Records from a collection:
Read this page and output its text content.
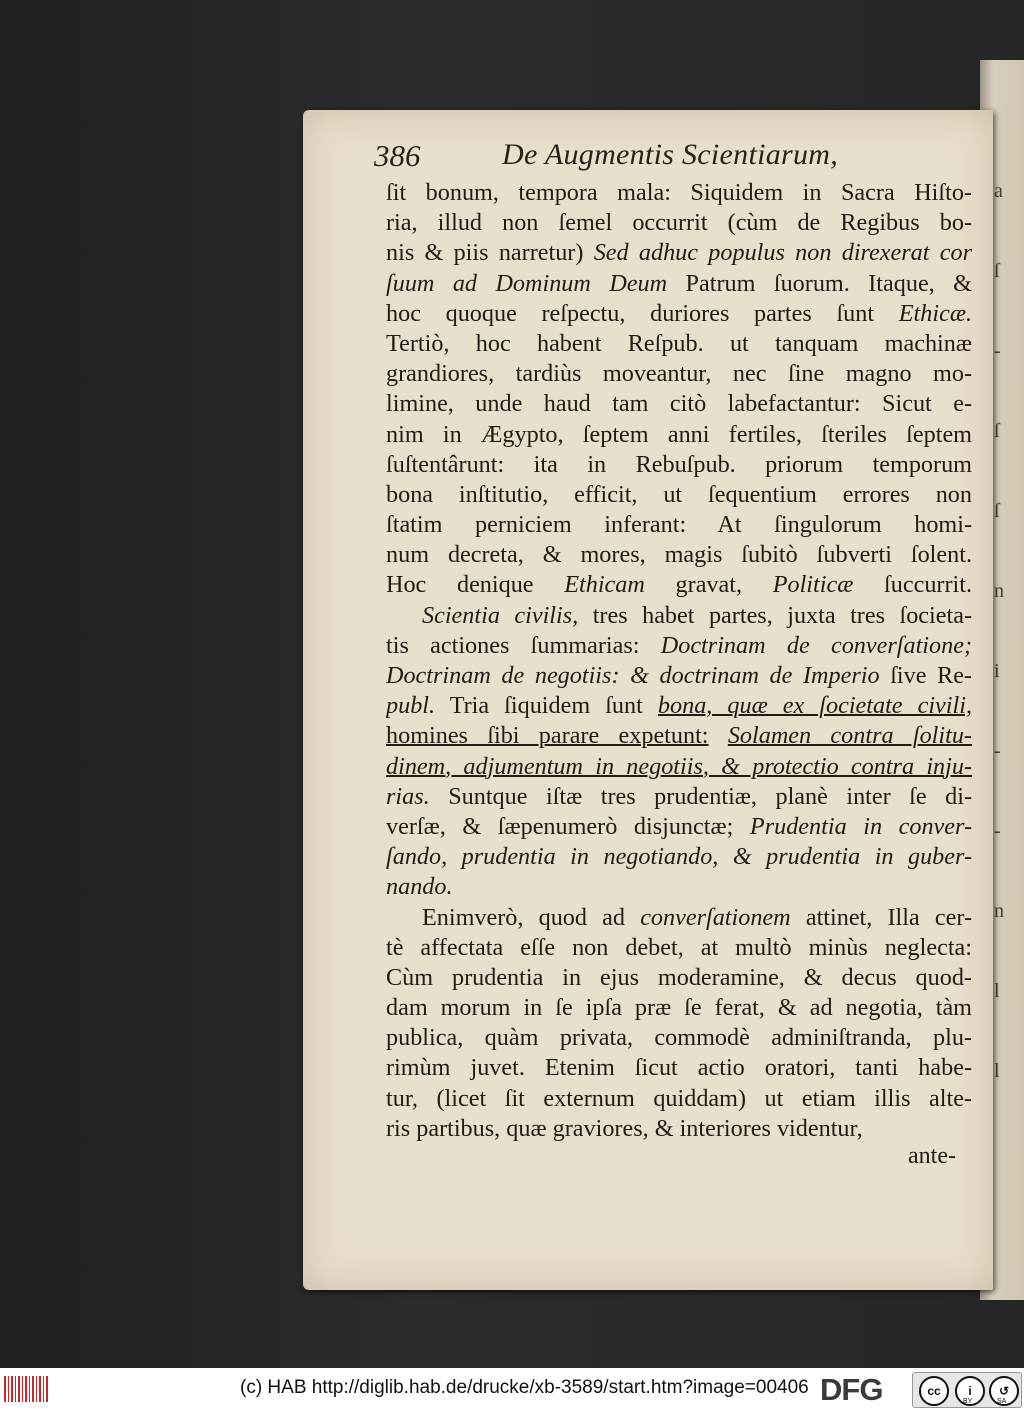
a
ſ
-
ſ
ſ
n
i
-
-
n
l
l
386	De Augmentis Scientiarum,
ſit bonum, tempora mala: Siquidem in Sacra Hiſto-
ria, illud non ſemel occurrit (cùm de Regibus bo-
nis & piis narretur) Sed adhuc populus non direxerat cor
ſuum ad Dominum Deum Patrum ſuorum. Itaque, &
hoc quoque reſpectu, duriores partes ſunt Ethicæ.
Tertiò, hoc habent Reſpub. ut tanquam machinæ
grandiores, tardiùs moveantur, nec ſine magno mo-
limine, unde haud tam citò labefactantur: Sicut e-
nim in Ægypto, ſeptem anni fertiles, ſteriles ſeptem
ſuſtentârunt: ita in Rebuſpub. priorum temporum
bona inſtitutio, efficit, ut ſequentium errores non
ſtatim perniciem inferant: At ſingulorum homi-
num decreta, & mores, magis ſubitò ſubverti ſolent.
Hoc denique Ethicam gravat, Politicæ ſuccurrit.
Scientia civilis, tres habet partes, juxta tres ſocieta-
tis actiones ſummarias: Doctrinam de converſatione;
Doctrinam de negotiis: & doctrinam de Imperio ſive Re-
publ. Tria ſiquidem ſunt bona, quæ ex ſocietate civili,
homines ſibi parare expetunt: Solamen contra ſolitu-
dinem, adjumentum in negotiis, & protectio contra inju-
rias. Suntque iſtæ tres prudentiæ, planè inter ſe di-
verſæ, & ſæpenumerò disjunctæ; Prudentia in conver-
ſando, prudentia in negotiando, & prudentia in guber-
nando.
Enimverò, quod ad converſationem attinet, Illa cer-
tè affectata eſſe non debet, at multò minùs neglecta:
Cùm prudentia in ejus moderamine, & decus quod-
dam morum in ſe ipſa præ ſe ferat, & ad negotia, tàm
publica, quàm privata, commodè adminiſtranda, plu-
rimùm juvet. Etenim ſicut actio oratori, tanti habe-
tur, (licet ſit externum quiddam) ut etiam illis alte-
ris partibus, quæ graviores, & interiores videntur,
ante-
(c) HAB http://diglib.hab.de/drucke/xb-3589/start.htm?image=00406 DFG	cc	i	↺
BY	SA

* DIRECTION *
Pull out each line of the listing that holds the string "tres".

* RESPONSE *
Scientia civilis, tres habet partes, juxta tres ſocieta-
rias. Suntque iſtæ tres prudentiæ, planè inter ſe di-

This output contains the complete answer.